■ **REQUIRED WORK**: Copy every line that contains the string "Nombre" from the entries below.

— START OF EXTRACTED DATA —

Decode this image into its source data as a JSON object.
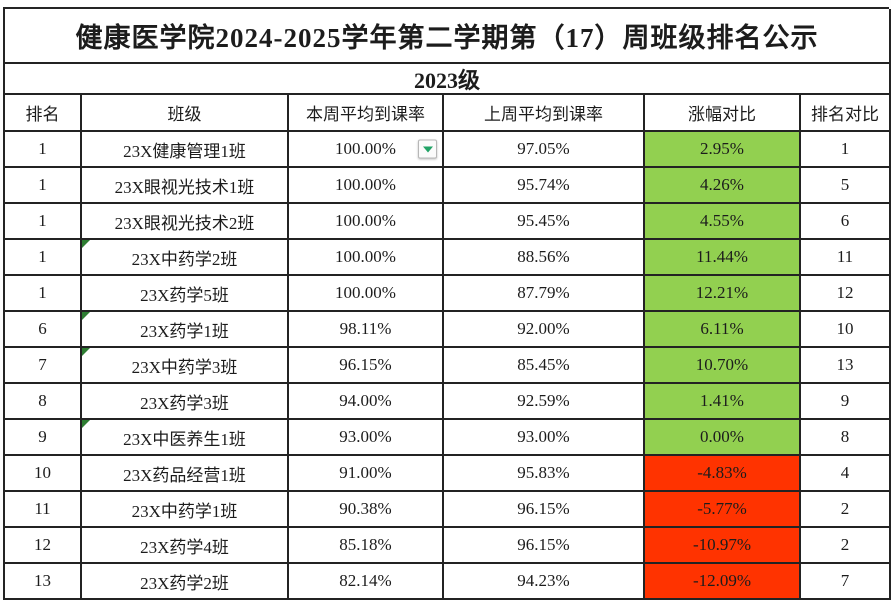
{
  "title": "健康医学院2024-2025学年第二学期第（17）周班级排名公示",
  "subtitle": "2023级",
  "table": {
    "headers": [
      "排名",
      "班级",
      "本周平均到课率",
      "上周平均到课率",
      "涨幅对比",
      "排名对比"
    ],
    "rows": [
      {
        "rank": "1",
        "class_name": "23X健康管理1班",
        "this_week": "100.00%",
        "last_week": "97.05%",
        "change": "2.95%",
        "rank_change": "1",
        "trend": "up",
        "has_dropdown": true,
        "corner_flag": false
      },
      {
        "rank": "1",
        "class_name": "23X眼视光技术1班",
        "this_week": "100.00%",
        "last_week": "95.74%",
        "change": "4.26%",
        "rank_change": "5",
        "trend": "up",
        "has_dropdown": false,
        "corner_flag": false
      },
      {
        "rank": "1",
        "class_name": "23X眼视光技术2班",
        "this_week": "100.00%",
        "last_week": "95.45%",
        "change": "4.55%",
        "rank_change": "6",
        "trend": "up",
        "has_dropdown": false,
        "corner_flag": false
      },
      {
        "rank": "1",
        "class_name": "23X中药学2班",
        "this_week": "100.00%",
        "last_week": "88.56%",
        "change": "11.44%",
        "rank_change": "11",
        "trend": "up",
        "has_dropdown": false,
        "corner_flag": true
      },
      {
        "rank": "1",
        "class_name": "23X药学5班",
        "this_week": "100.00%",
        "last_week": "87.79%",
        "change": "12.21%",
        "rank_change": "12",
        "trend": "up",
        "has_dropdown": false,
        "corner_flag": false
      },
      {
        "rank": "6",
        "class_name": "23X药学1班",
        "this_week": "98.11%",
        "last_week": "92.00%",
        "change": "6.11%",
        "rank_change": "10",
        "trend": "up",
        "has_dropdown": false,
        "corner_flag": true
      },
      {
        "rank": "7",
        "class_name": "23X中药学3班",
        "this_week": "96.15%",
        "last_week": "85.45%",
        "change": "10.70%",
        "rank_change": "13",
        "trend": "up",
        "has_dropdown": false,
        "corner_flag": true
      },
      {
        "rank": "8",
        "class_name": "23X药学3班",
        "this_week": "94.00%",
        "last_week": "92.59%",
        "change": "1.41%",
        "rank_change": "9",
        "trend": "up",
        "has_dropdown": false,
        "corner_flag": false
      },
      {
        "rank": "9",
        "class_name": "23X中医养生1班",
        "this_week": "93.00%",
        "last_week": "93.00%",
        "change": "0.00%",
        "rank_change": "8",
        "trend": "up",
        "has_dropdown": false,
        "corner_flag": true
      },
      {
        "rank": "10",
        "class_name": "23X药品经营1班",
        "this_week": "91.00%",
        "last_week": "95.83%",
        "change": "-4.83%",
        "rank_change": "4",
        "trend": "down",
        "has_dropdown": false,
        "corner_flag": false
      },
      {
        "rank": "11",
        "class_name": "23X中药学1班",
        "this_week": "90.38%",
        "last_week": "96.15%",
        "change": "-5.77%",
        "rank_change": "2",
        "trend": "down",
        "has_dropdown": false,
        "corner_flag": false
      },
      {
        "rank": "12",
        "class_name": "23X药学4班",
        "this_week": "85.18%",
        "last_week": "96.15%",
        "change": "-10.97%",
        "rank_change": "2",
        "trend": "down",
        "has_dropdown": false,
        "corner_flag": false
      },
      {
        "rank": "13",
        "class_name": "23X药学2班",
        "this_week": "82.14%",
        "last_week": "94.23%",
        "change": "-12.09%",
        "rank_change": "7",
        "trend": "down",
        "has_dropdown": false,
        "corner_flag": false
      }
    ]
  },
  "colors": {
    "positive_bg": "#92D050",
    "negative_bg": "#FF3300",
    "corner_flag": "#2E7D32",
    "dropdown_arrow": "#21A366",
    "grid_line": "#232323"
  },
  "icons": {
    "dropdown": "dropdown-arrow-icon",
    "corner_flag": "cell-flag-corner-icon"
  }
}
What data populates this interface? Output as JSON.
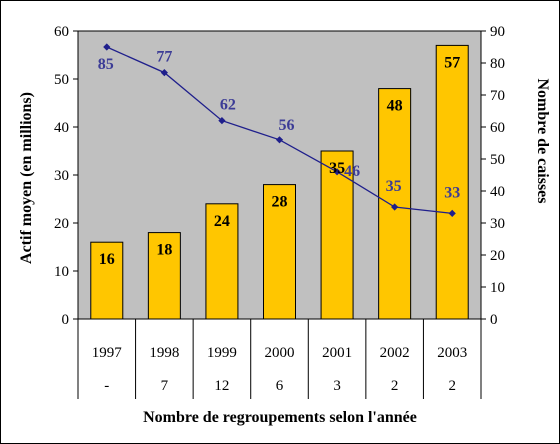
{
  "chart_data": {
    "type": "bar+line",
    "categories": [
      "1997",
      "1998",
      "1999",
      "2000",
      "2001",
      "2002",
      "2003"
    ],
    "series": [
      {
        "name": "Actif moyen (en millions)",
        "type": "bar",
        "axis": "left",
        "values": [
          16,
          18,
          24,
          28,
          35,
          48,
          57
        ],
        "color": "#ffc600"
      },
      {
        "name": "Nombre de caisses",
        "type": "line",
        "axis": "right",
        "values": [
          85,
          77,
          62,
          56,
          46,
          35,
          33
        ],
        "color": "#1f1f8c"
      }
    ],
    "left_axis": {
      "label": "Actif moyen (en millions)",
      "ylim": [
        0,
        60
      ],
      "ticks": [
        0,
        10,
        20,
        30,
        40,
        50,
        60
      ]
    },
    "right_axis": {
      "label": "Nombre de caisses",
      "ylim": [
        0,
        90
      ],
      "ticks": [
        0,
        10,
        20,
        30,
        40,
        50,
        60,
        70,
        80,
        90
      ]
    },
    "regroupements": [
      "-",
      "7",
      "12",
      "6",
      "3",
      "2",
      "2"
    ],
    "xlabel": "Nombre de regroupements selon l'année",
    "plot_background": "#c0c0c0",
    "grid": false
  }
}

— END OF EXTRACTED DATA —

■ **OUTPUT BELOW**:
        "name": "Nombre de caisses",
      "label": "Nombre de caisses",
    "xlabel": "Nombre de regroupements selon l'année",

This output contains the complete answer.